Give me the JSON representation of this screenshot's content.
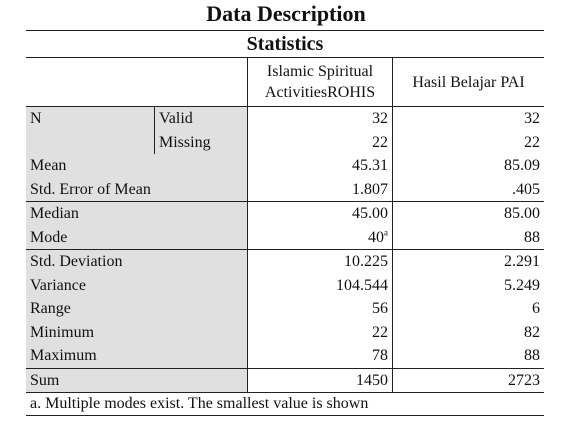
{
  "doc_title": "Data Description",
  "table": {
    "title": "Statistics",
    "columns": [
      "Islamic Spiritual ActivitiesROHIS",
      "Hasil Belajar PAI"
    ],
    "rows": {
      "n_label": "N",
      "valid_label": "Valid",
      "valid": [
        "32",
        "32"
      ],
      "missing_label": "Missing",
      "missing": [
        "22",
        "22"
      ],
      "mean_label": "Mean",
      "mean": [
        "45.31",
        "85.09"
      ],
      "sem_label": "Std. Error of Mean",
      "sem": [
        "1.807",
        ".405"
      ],
      "median_label": "Median",
      "median": [
        "45.00",
        "85.00"
      ],
      "mode_label": "Mode",
      "mode": [
        "40",
        "88"
      ],
      "mode_note_marker": "a",
      "sd_label": "Std. Deviation",
      "sd": [
        "10.225",
        "2.291"
      ],
      "variance_label": "Variance",
      "variance": [
        "104.544",
        "5.249"
      ],
      "range_label": "Range",
      "range": [
        "56",
        "6"
      ],
      "minimum_label": "Minimum",
      "minimum": [
        "22",
        "82"
      ],
      "maximum_label": "Maximum",
      "maximum": [
        "78",
        "88"
      ],
      "sum_label": "Sum",
      "sum": [
        "1450",
        "2723"
      ]
    },
    "footnote": "a. Multiple modes exist. The smallest value is shown"
  }
}
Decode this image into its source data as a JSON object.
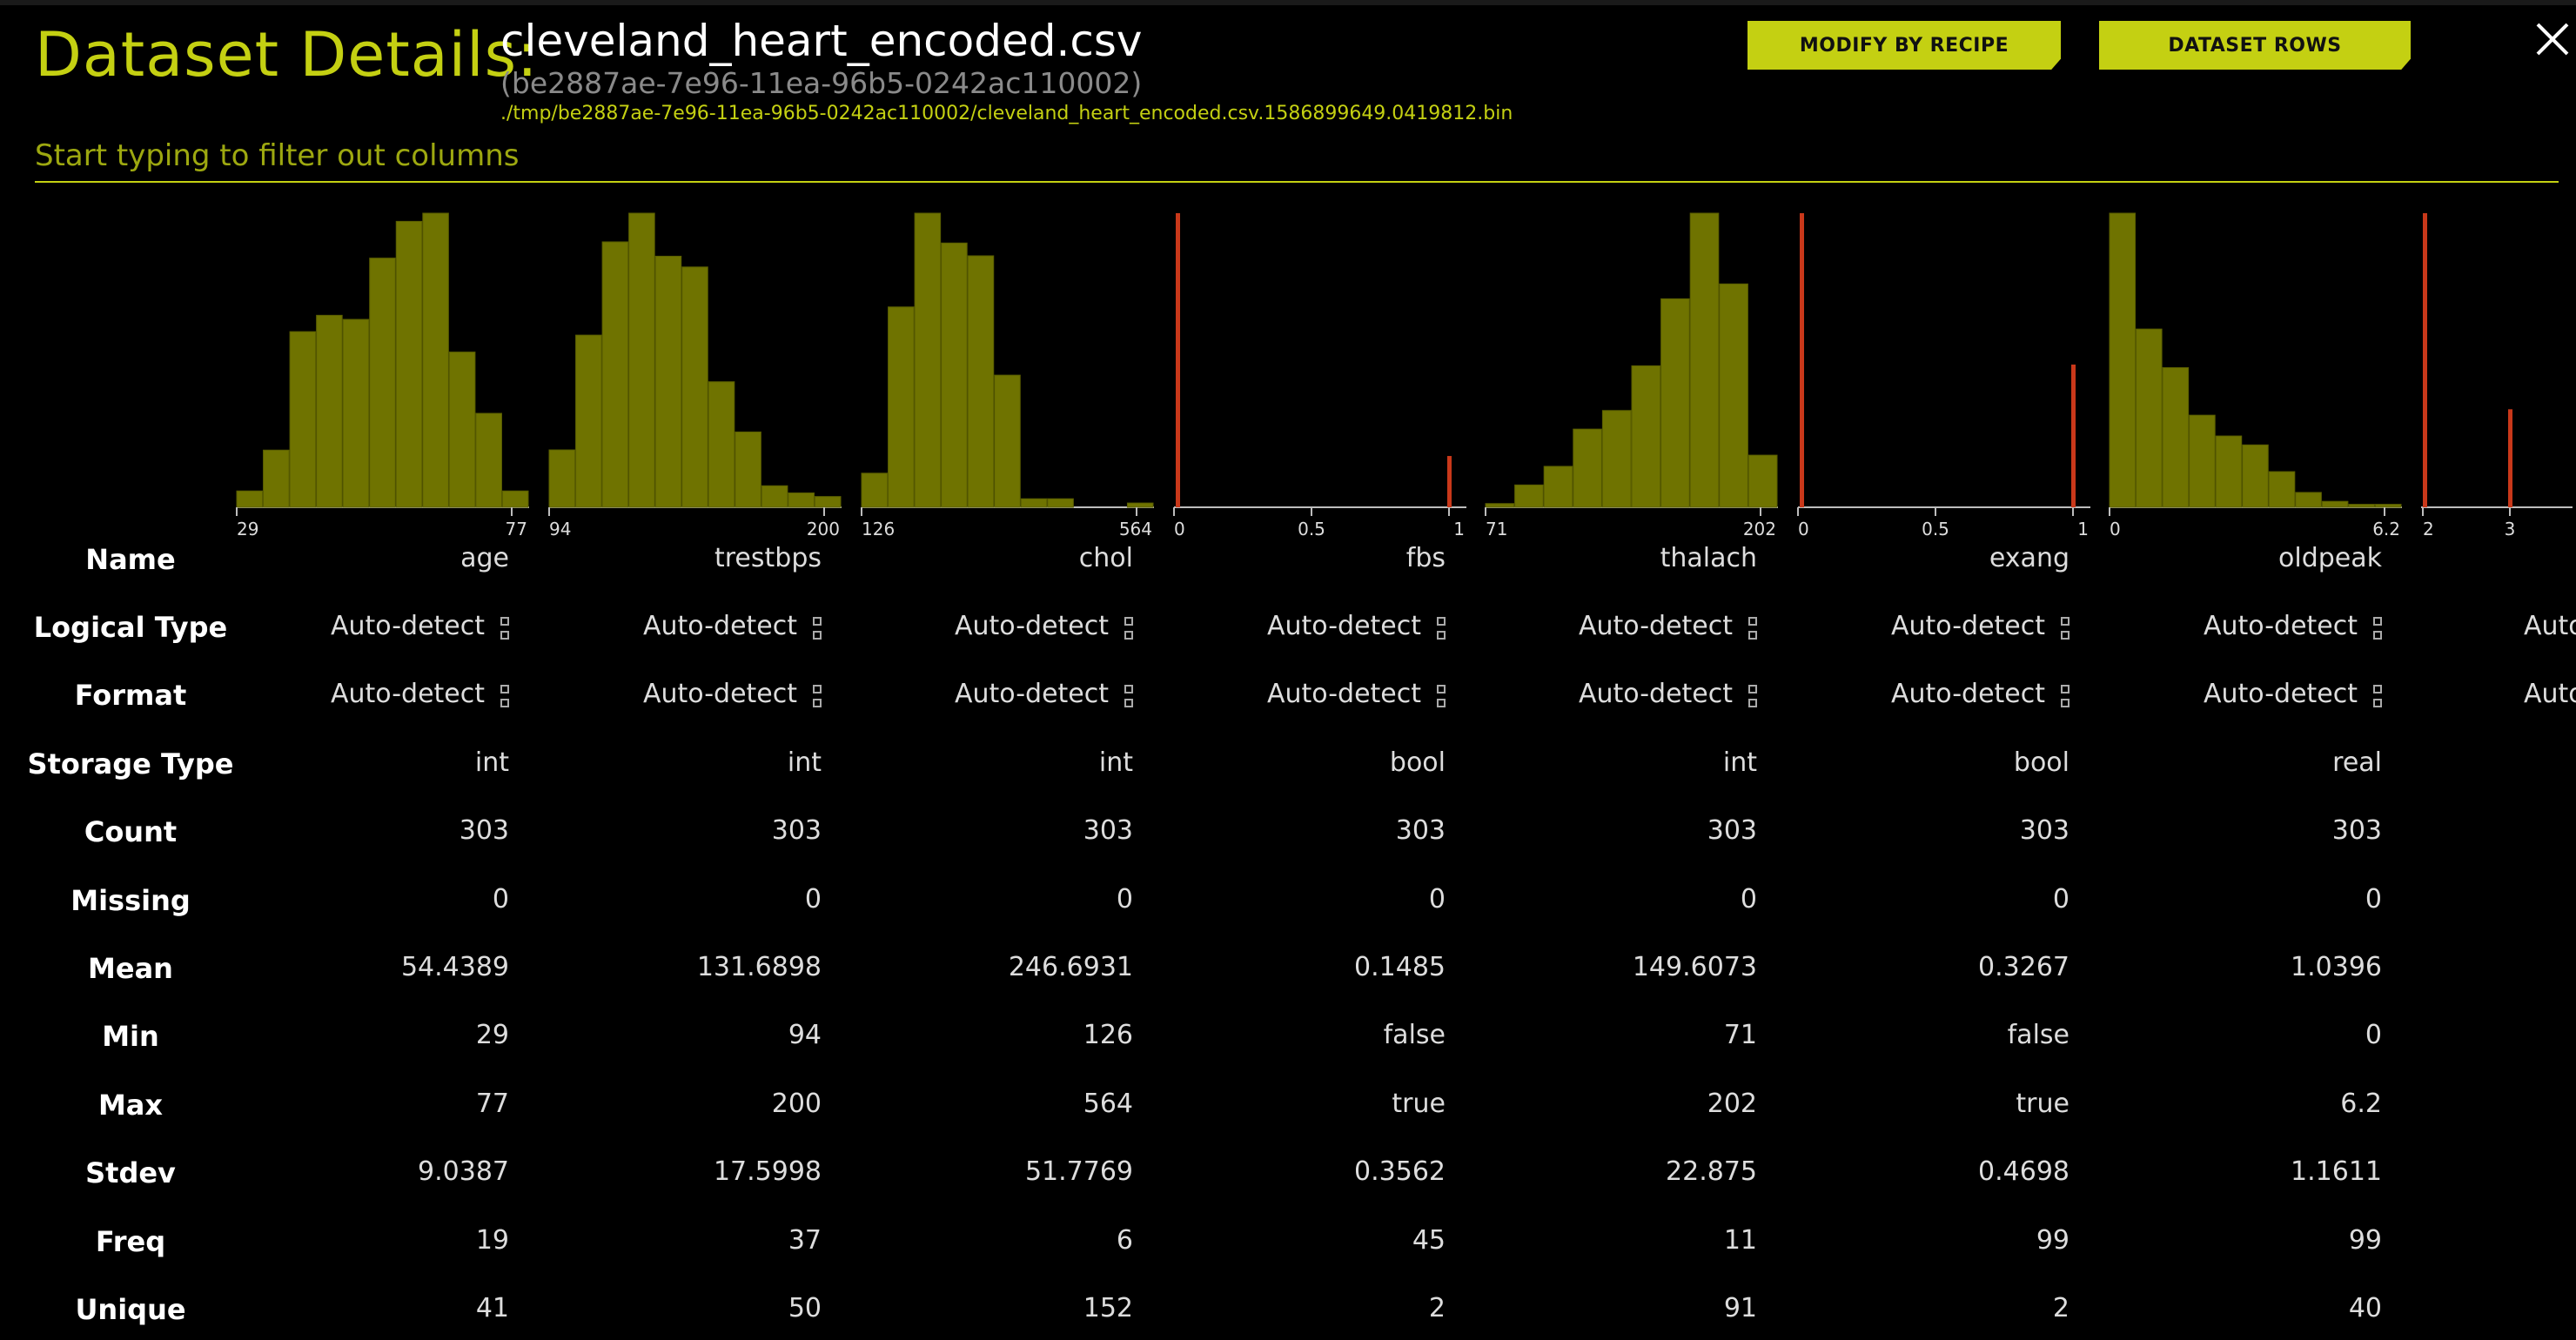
{
  "header": {
    "title_label": "Dataset Details:",
    "dataset_name": "cleveland_heart_encoded.csv",
    "dataset_id": "(be2887ae-7e96-11ea-96b5-0242ac110002)",
    "dataset_path": "./tmp/be2887ae-7e96-11ea-96b5-0242ac110002/cleveland_heart_encoded.csv.1586899649.0419812.bin",
    "modify_button": "MODIFY BY RECIPE",
    "rows_button": "DATASET ROWS",
    "close_icon": "close-icon"
  },
  "filter": {
    "placeholder": "Start typing to filter out columns"
  },
  "colors": {
    "accent": "#c4d012",
    "hist_bar": "#6f7300",
    "bool_bar": "#c9381a",
    "background": "#000000"
  },
  "row_labels": {
    "name": "Name",
    "logical_type": "Logical Type",
    "format": "Format",
    "storage_type": "Storage Type",
    "count": "Count",
    "missing": "Missing",
    "mean": "Mean",
    "min": "Min",
    "max": "Max",
    "stdev": "Stdev",
    "freq": "Freq",
    "unique": "Unique"
  },
  "columns": [
    {
      "name": "age",
      "logical_type": "Auto-detect",
      "format": "Auto-detect",
      "storage_type": "int",
      "count": "303",
      "missing": "0",
      "mean": "54.4389",
      "min": "29",
      "max": "77",
      "stdev": "9.0387",
      "freq": "19",
      "unique": "41"
    },
    {
      "name": "trestbps",
      "logical_type": "Auto-detect",
      "format": "Auto-detect",
      "storage_type": "int",
      "count": "303",
      "missing": "0",
      "mean": "131.6898",
      "min": "94",
      "max": "200",
      "stdev": "17.5998",
      "freq": "37",
      "unique": "50"
    },
    {
      "name": "chol",
      "logical_type": "Auto-detect",
      "format": "Auto-detect",
      "storage_type": "int",
      "count": "303",
      "missing": "0",
      "mean": "246.6931",
      "min": "126",
      "max": "564",
      "stdev": "51.7769",
      "freq": "6",
      "unique": "152"
    },
    {
      "name": "fbs",
      "logical_type": "Auto-detect",
      "format": "Auto-detect",
      "storage_type": "bool",
      "count": "303",
      "missing": "0",
      "mean": "0.1485",
      "min": "false",
      "max": "true",
      "stdev": "0.3562",
      "freq": "45",
      "unique": "2"
    },
    {
      "name": "thalach",
      "logical_type": "Auto-detect",
      "format": "Auto-detect",
      "storage_type": "int",
      "count": "303",
      "missing": "0",
      "mean": "149.6073",
      "min": "71",
      "max": "202",
      "stdev": "22.875",
      "freq": "11",
      "unique": "91"
    },
    {
      "name": "exang",
      "logical_type": "Auto-detect",
      "format": "Auto-detect",
      "storage_type": "bool",
      "count": "303",
      "missing": "0",
      "mean": "0.3267",
      "min": "false",
      "max": "true",
      "stdev": "0.4698",
      "freq": "99",
      "unique": "2"
    },
    {
      "name": "oldpeak",
      "logical_type": "Auto-detect",
      "format": "Auto-detect",
      "storage_type": "real",
      "count": "303",
      "missing": "0",
      "mean": "1.0396",
      "min": "0",
      "max": "6.2",
      "stdev": "1.1611",
      "freq": "99",
      "unique": "40"
    },
    {
      "name": "",
      "logical_type": "Auto-detect",
      "format": "Auto-detect",
      "storage_type": "",
      "count": "",
      "missing": "",
      "mean": "",
      "min": "",
      "max": "",
      "stdev": "",
      "freq": "",
      "unique": ""
    }
  ],
  "chart_data": [
    {
      "type": "bar",
      "column": "age",
      "xlim": [
        29,
        77
      ],
      "ticks": [
        "29",
        "77"
      ],
      "values": [
        4,
        14,
        43,
        47,
        46,
        61,
        70,
        72,
        38,
        23,
        4
      ]
    },
    {
      "type": "bar",
      "column": "trestbps",
      "xlim": [
        94,
        200
      ],
      "ticks": [
        "94",
        "200"
      ],
      "values": [
        16,
        48,
        74,
        82,
        70,
        67,
        35,
        21,
        6,
        4,
        3
      ]
    },
    {
      "type": "bar",
      "column": "chol",
      "xlim": [
        126,
        564
      ],
      "ticks": [
        "126",
        "564"
      ],
      "values": [
        8,
        47,
        69,
        62,
        59,
        31,
        2,
        2,
        0,
        0,
        1
      ]
    },
    {
      "type": "bar",
      "column": "fbs",
      "bool": true,
      "xlim": [
        0,
        1
      ],
      "ticks": [
        "0",
        "0.5",
        "1"
      ],
      "values": [
        258,
        45
      ]
    },
    {
      "type": "bar",
      "column": "thalach",
      "xlim": [
        71,
        202
      ],
      "ticks": [
        "71",
        "202"
      ],
      "values": [
        1,
        6,
        11,
        21,
        26,
        38,
        56,
        79,
        60,
        14
      ]
    },
    {
      "type": "bar",
      "column": "exang",
      "bool": true,
      "xlim": [
        0,
        1
      ],
      "ticks": [
        "0",
        "0.5",
        "1"
      ],
      "values": [
        204,
        99
      ]
    },
    {
      "type": "bar",
      "column": "oldpeak",
      "xlim": [
        0,
        6.2
      ],
      "ticks": [
        "0",
        "6.2"
      ],
      "values": [
        99,
        60,
        47,
        31,
        24,
        21,
        12,
        5,
        2,
        1,
        1
      ]
    },
    {
      "type": "bar",
      "column": "",
      "bool": true,
      "xlim": [
        2,
        3
      ],
      "ticks": [
        "2",
        "3"
      ],
      "values": [
        3,
        1
      ]
    }
  ]
}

> _What this task involves_: Copy all the lines of data exactly as they appear, dropping any images.

> _Exercise answer_:
Give me the JSON representation of this screenshot's content.
{
  "doc_title": "Data Description",
  "table": {
    "title": "Statistics",
    "columns": [
      "Islamic Spiritual ActivitiesROHIS",
      "Hasil Belajar PAI"
    ],
    "rows": {
      "n_label": "N",
      "valid_label": "Valid",
      "valid": [
        "32",
        "32"
      ],
      "missing_label": "Missing",
      "missing": [
        "22",
        "22"
      ],
      "mean_label": "Mean",
      "mean": [
        "45.31",
        "85.09"
      ],
      "sem_label": "Std. Error of Mean",
      "sem": [
        "1.807",
        ".405"
      ],
      "median_label": "Median",
      "median": [
        "45.00",
        "85.00"
      ],
      "mode_label": "Mode",
      "mode": [
        "40",
        "88"
      ],
      "mode_note_marker": "a",
      "sd_label": "Std. Deviation",
      "sd": [
        "10.225",
        "2.291"
      ],
      "variance_label": "Variance",
      "variance": [
        "104.544",
        "5.249"
      ],
      "range_label": "Range",
      "range": [
        "56",
        "6"
      ],
      "minimum_label": "Minimum",
      "minimum": [
        "22",
        "82"
      ],
      "maximum_label": "Maximum",
      "maximum": [
        "78",
        "88"
      ],
      "sum_label": "Sum",
      "sum": [
        "1450",
        "2723"
      ]
    },
    "footnote": "a. Multiple modes exist. The smallest value is shown"
  }
}
Decode this image into its source data as a JSON object.
{
  "header": {
    "title_label": "Dataset Details:",
    "dataset_name": "cleveland_heart_encoded.csv",
    "dataset_id": "(be2887ae-7e96-11ea-96b5-0242ac110002)",
    "dataset_path": "./tmp/be2887ae-7e96-11ea-96b5-0242ac110002/cleveland_heart_encoded.csv.1586899649.0419812.bin",
    "modify_button": "MODIFY BY RECIPE",
    "rows_button": "DATASET ROWS",
    "close_icon": "close-icon"
  },
  "filter": {
    "placeholder": "Start typing to filter out columns"
  },
  "colors": {
    "accent": "#c4d012",
    "hist_bar": "#6f7300",
    "bool_bar": "#c9381a",
    "background": "#000000"
  },
  "row_labels": {
    "name": "Name",
    "logical_type": "Logical Type",
    "format": "Format",
    "storage_type": "Storage Type",
    "count": "Count",
    "missing": "Missing",
    "mean": "Mean",
    "min": "Min",
    "max": "Max",
    "stdev": "Stdev",
    "freq": "Freq",
    "unique": "Unique"
  },
  "columns": [
    {
      "name": "age",
      "logical_type": "Auto-detect",
      "format": "Auto-detect",
      "storage_type": "int",
      "count": "303",
      "missing": "0",
      "mean": "54.4389",
      "min": "29",
      "max": "77",
      "stdev": "9.0387",
      "freq": "19",
      "unique": "41"
    },
    {
      "name": "trestbps",
      "logical_type": "Auto-detect",
      "format": "Auto-detect",
      "storage_type": "int",
      "count": "303",
      "missing": "0",
      "mean": "131.6898",
      "min": "94",
      "max": "200",
      "stdev": "17.5998",
      "freq": "37",
      "unique": "50"
    },
    {
      "name": "chol",
      "logical_type": "Auto-detect",
      "format": "Auto-detect",
      "storage_type": "int",
      "count": "303",
      "missing": "0",
      "mean": "246.6931",
      "min": "126",
      "max": "564",
      "stdev": "51.7769",
      "freq": "6",
      "unique": "152"
    },
    {
      "name": "fbs",
      "logical_type": "Auto-detect",
      "format": "Auto-detect",
      "storage_type": "bool",
      "count": "303",
      "missing": "0",
      "mean": "0.1485",
      "min": "false",
      "max": "true",
      "stdev": "0.3562",
      "freq": "45",
      "unique": "2"
    },
    {
      "name": "thalach",
      "logical_type": "Auto-detect",
      "format": "Auto-detect",
      "storage_type": "int",
      "count": "303",
      "missing": "0",
      "mean": "149.6073",
      "min": "71",
      "max": "202",
      "stdev": "22.875",
      "freq": "11",
      "unique": "91"
    },
    {
      "name": "exang",
      "logical_type": "Auto-detect",
      "format": "Auto-detect",
      "storage_type": "bool",
      "count": "303",
      "missing": "0",
      "mean": "0.3267",
      "min": "false",
      "max": "true",
      "stdev": "0.4698",
      "freq": "99",
      "unique": "2"
    },
    {
      "name": "oldpeak",
      "logical_type": "Auto-detect",
      "format": "Auto-detect",
      "storage_type": "real",
      "count": "303",
      "missing": "0",
      "mean": "1.0396",
      "min": "0",
      "max": "6.2",
      "stdev": "1.1611",
      "freq": "99",
      "unique": "40"
    },
    {
      "name": "",
      "logical_type": "Auto-detect",
      "format": "Auto-detect",
      "storage_type": "",
      "count": "",
      "missing": "",
      "mean": "",
      "min": "",
      "max": "",
      "stdev": "",
      "freq": "",
      "unique": ""
    }
  ],
  "chart_data": [
    {
      "type": "bar",
      "column": "age",
      "xlim": [
        29,
        77
      ],
      "ticks": [
        "29",
        "77"
      ],
      "values": [
        4,
        14,
        43,
        47,
        46,
        61,
        70,
        72,
        38,
        23,
        4
      ]
    },
    {
      "type": "bar",
      "column": "trestbps",
      "xlim": [
        94,
        200
      ],
      "ticks": [
        "94",
        "200"
      ],
      "values": [
        16,
        48,
        74,
        82,
        70,
        67,
        35,
        21,
        6,
        4,
        3
      ]
    },
    {
      "type": "bar",
      "column": "chol",
      "xlim": [
        126,
        564
      ],
      "ticks": [
        "126",
        "564"
      ],
      "values": [
        8,
        47,
        69,
        62,
        59,
        31,
        2,
        2,
        0,
        0,
        1
      ]
    },
    {
      "type": "bar",
      "column": "fbs",
      "bool": true,
      "xlim": [
        0,
        1
      ],
      "ticks": [
        "0",
        "0.5",
        "1"
      ],
      "values": [
        258,
        45
      ]
    },
    {
      "type": "bar",
      "column": "thalach",
      "xlim": [
        71,
        202
      ],
      "ticks": [
        "71",
        "202"
      ],
      "values": [
        1,
        6,
        11,
        21,
        26,
        38,
        56,
        79,
        60,
        14
      ]
    },
    {
      "type": "bar",
      "column": "exang",
      "bool": true,
      "xlim": [
        0,
        1
      ],
      "ticks": [
        "0",
        "0.5",
        "1"
      ],
      "values": [
        204,
        99
      ]
    },
    {
      "type": "bar",
      "column": "oldpeak",
      "xlim": [
        0,
        6.2
      ],
      "ticks": [
        "0",
        "6.2"
      ],
      "values": [
        99,
        60,
        47,
        31,
        24,
        21,
        12,
        5,
        2,
        1,
        1
      ]
    },
    {
      "type": "bar",
      "column": "",
      "bool": true,
      "xlim": [
        2,
        3
      ],
      "ticks": [
        "2",
        "3"
      ],
      "values": [
        3,
        1
      ]
    }
  ]
}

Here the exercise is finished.